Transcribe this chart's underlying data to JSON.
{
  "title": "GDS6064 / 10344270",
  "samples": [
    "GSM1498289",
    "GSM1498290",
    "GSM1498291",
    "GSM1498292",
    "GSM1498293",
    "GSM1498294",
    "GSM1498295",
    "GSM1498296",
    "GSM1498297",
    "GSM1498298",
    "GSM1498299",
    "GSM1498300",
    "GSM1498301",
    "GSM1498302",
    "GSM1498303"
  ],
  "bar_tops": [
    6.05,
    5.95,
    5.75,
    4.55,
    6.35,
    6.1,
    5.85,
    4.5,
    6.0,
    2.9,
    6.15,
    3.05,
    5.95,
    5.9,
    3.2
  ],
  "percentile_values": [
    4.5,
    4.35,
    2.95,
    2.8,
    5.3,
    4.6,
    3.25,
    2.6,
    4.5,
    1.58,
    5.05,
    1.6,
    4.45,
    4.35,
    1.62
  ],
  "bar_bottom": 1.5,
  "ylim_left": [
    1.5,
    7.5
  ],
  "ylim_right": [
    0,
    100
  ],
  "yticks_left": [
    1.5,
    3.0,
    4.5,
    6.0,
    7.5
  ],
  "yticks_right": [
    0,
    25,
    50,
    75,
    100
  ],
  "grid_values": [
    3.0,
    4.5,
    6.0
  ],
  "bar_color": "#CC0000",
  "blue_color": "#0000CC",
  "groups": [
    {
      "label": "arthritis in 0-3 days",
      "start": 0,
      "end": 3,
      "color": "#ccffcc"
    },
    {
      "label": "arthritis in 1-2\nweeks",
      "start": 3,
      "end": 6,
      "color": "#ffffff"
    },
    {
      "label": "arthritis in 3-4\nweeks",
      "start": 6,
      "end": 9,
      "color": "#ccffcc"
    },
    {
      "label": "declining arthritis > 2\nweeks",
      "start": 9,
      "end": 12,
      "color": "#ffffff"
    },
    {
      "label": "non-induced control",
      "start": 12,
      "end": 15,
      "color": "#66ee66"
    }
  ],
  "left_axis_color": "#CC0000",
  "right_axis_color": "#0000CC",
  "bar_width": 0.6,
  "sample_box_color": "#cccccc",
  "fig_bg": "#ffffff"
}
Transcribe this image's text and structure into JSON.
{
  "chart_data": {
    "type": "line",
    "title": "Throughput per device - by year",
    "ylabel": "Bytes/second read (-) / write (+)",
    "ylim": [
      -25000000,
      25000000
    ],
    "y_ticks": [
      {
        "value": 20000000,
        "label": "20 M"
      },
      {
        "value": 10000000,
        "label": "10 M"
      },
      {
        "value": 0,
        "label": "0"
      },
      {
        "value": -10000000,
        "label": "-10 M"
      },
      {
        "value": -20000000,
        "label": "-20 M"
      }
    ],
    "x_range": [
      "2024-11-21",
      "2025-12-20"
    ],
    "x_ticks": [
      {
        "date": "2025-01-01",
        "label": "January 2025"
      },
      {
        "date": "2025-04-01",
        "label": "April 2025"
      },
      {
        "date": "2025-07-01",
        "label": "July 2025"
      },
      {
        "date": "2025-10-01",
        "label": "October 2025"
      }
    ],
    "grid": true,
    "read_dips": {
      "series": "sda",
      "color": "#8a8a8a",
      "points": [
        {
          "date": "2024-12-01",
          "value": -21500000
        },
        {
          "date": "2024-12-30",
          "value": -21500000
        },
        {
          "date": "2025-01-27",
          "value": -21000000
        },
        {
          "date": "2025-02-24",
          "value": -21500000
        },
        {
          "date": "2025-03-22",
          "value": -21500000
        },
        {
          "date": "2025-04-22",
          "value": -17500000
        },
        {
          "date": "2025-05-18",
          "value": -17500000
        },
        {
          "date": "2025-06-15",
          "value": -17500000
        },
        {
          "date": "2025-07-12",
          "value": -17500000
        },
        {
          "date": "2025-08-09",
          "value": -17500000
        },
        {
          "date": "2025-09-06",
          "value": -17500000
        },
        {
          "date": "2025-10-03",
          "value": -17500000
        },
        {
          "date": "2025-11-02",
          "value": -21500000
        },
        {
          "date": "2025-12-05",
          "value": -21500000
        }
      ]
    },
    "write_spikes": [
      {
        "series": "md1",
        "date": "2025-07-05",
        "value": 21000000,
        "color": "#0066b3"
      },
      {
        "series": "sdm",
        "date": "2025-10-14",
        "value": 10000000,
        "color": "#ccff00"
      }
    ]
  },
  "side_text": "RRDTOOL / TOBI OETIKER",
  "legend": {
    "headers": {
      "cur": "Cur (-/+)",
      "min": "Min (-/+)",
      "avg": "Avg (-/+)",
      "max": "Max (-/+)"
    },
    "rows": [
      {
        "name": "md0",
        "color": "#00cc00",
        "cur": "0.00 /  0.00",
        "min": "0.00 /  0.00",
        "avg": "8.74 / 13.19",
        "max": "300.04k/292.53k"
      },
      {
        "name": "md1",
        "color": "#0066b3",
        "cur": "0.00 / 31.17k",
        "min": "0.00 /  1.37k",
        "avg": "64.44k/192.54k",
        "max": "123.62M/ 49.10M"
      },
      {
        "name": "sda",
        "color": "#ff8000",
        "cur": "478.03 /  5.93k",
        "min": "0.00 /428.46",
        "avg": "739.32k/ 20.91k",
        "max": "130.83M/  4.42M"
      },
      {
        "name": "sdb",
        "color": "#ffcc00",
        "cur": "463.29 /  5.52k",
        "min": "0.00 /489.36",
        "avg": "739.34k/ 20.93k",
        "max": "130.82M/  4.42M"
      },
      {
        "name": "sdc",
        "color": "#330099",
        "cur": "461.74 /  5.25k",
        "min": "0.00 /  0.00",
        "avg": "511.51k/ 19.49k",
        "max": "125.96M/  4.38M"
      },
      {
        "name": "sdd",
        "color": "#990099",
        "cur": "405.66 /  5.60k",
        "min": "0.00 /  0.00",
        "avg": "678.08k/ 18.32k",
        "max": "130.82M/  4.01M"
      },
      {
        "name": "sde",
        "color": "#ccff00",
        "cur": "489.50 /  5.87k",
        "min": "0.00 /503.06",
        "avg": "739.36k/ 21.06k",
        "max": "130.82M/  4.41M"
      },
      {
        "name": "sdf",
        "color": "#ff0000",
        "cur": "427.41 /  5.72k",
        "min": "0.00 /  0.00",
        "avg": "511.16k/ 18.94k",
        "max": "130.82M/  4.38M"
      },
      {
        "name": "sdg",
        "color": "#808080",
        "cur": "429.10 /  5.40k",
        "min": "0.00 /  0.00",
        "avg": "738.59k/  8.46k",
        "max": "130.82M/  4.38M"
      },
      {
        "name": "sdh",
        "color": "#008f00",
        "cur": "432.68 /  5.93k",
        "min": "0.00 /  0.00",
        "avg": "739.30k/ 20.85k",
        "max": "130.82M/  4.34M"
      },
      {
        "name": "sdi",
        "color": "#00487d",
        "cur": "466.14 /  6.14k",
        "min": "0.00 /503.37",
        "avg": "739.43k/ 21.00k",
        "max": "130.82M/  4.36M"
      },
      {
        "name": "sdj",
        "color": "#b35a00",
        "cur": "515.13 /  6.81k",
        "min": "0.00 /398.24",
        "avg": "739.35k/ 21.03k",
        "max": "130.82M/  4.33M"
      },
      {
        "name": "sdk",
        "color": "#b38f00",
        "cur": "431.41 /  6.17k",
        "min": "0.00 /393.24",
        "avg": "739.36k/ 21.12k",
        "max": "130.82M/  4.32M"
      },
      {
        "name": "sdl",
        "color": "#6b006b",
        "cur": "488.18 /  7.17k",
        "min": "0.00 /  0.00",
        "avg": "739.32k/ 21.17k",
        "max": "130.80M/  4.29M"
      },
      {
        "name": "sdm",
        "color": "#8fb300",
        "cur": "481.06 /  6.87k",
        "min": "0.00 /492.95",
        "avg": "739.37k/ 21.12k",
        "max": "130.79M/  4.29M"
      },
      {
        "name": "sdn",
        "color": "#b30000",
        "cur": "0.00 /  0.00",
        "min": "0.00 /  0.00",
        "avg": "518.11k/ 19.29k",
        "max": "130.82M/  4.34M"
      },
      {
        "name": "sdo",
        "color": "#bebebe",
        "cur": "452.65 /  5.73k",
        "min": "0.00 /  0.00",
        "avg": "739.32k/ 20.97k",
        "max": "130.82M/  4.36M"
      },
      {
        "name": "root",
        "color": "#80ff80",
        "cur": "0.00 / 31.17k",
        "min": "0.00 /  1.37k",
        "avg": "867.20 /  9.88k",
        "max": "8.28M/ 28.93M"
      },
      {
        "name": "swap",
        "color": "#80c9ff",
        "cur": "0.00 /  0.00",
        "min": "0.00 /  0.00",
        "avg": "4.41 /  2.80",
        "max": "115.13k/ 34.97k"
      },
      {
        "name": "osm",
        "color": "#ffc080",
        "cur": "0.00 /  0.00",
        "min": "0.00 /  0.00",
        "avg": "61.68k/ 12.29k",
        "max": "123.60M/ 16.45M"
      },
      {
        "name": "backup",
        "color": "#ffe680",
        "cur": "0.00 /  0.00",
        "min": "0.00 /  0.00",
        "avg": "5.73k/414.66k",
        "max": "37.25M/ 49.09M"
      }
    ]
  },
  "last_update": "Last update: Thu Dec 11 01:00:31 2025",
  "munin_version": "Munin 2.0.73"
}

» Set exercise
Find how many of the lines above have the word "title" in them. State only that number.

» Solution below
2